— Begin —

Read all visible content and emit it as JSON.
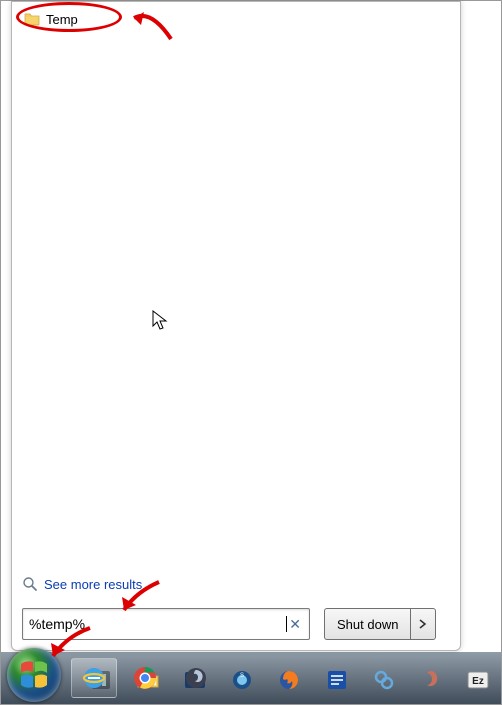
{
  "result": {
    "label": "Temp",
    "icon": "folder-icon"
  },
  "see_more": {
    "label": "See more results",
    "icon": "magnifier-icon"
  },
  "search": {
    "value": "%temp%",
    "clear_icon": "clear-icon"
  },
  "shutdown": {
    "label": "Shut down",
    "chevron_icon": "chevron-right-icon"
  },
  "taskbar": {
    "items": [
      {
        "name": "app-icon-1"
      },
      {
        "name": "explorer-icon"
      },
      {
        "name": "media-player-icon"
      },
      {
        "name": "app-orb-icon"
      },
      {
        "name": "firefox-icon"
      },
      {
        "name": "app-blue-icon"
      },
      {
        "name": "app-link-icon"
      },
      {
        "name": "app-dark-icon"
      },
      {
        "name": "app-ez-icon"
      },
      {
        "name": "ie-icon"
      },
      {
        "name": "chrome-icon"
      },
      {
        "name": "app-swirl-icon"
      }
    ]
  },
  "annotations": {
    "ellipse": "red-ellipse",
    "arrows": [
      "arrow-result",
      "arrow-search",
      "arrow-start"
    ]
  }
}
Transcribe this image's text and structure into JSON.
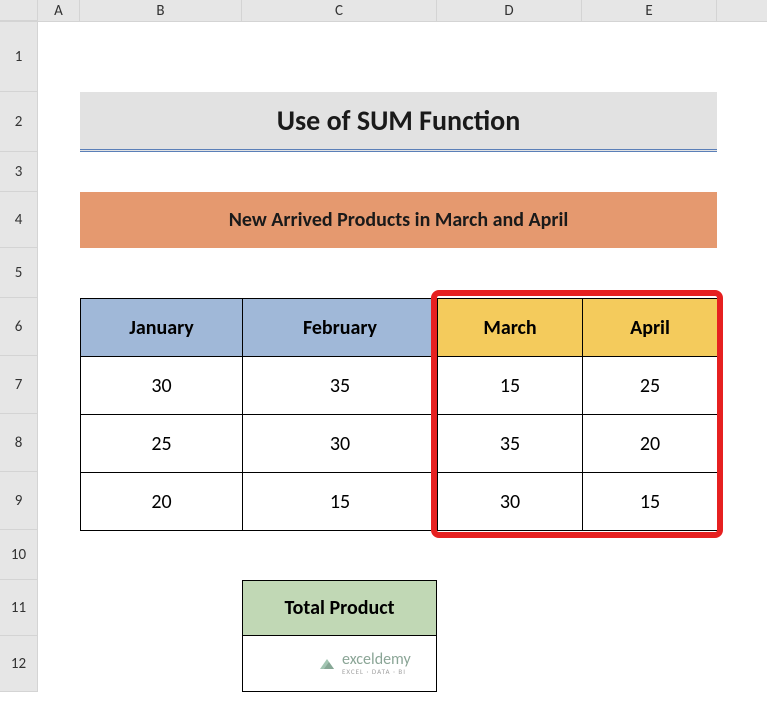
{
  "columns": {
    "A": "A",
    "B": "B",
    "C": "C",
    "D": "D",
    "E": "E"
  },
  "rows": {
    "r1": "1",
    "r2": "2",
    "r3": "3",
    "r4": "4",
    "r5": "5",
    "r6": "6",
    "r7": "7",
    "r8": "8",
    "r9": "9",
    "r10": "10",
    "r11": "11",
    "r12": "12"
  },
  "title": "Use of SUM Function",
  "subtitle": "New Arrived Products in March and April",
  "table": {
    "headers": {
      "jan": "January",
      "feb": "February",
      "mar": "March",
      "apr": "April"
    },
    "rows": [
      {
        "jan": "30",
        "feb": "35",
        "mar": "15",
        "apr": "25"
      },
      {
        "jan": "25",
        "feb": "30",
        "mar": "35",
        "apr": "20"
      },
      {
        "jan": "20",
        "feb": "15",
        "mar": "30",
        "apr": "15"
      }
    ]
  },
  "total": {
    "label": "Total Product",
    "value": ""
  },
  "watermark": {
    "main": "exceldemy",
    "sub": "EXCEL · DATA · BI"
  }
}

— End —

• **GIVEN REQUEST**: Each entry above is to be written out again unchanged, apart from the pictures, which are left out.

• **SOLUTION FOR THIS TASK**:
Read all visible content and emit it as JSON.
{
  "result": {
    "label": "Temp",
    "icon": "folder-icon"
  },
  "see_more": {
    "label": "See more results",
    "icon": "magnifier-icon"
  },
  "search": {
    "value": "%temp%",
    "clear_icon": "clear-icon"
  },
  "shutdown": {
    "label": "Shut down",
    "chevron_icon": "chevron-right-icon"
  },
  "taskbar": {
    "items": [
      {
        "name": "app-icon-1"
      },
      {
        "name": "explorer-icon"
      },
      {
        "name": "media-player-icon"
      },
      {
        "name": "app-orb-icon"
      },
      {
        "name": "firefox-icon"
      },
      {
        "name": "app-blue-icon"
      },
      {
        "name": "app-link-icon"
      },
      {
        "name": "app-dark-icon"
      },
      {
        "name": "app-ez-icon"
      },
      {
        "name": "ie-icon"
      },
      {
        "name": "chrome-icon"
      },
      {
        "name": "app-swirl-icon"
      }
    ]
  },
  "annotations": {
    "ellipse": "red-ellipse",
    "arrows": [
      "arrow-result",
      "arrow-search",
      "arrow-start"
    ]
  }
}
Transcribe this image's text and structure into JSON.
{
  "columns": {
    "A": "A",
    "B": "B",
    "C": "C",
    "D": "D",
    "E": "E"
  },
  "rows": {
    "r1": "1",
    "r2": "2",
    "r3": "3",
    "r4": "4",
    "r5": "5",
    "r6": "6",
    "r7": "7",
    "r8": "8",
    "r9": "9",
    "r10": "10",
    "r11": "11",
    "r12": "12"
  },
  "title": "Use of SUM Function",
  "subtitle": "New Arrived Products in March and April",
  "table": {
    "headers": {
      "jan": "January",
      "feb": "February",
      "mar": "March",
      "apr": "April"
    },
    "rows": [
      {
        "jan": "30",
        "feb": "35",
        "mar": "15",
        "apr": "25"
      },
      {
        "jan": "25",
        "feb": "30",
        "mar": "35",
        "apr": "20"
      },
      {
        "jan": "20",
        "feb": "15",
        "mar": "30",
        "apr": "15"
      }
    ]
  },
  "total": {
    "label": "Total Product",
    "value": ""
  },
  "watermark": {
    "main": "exceldemy",
    "sub": "EXCEL · DATA · BI"
  }
}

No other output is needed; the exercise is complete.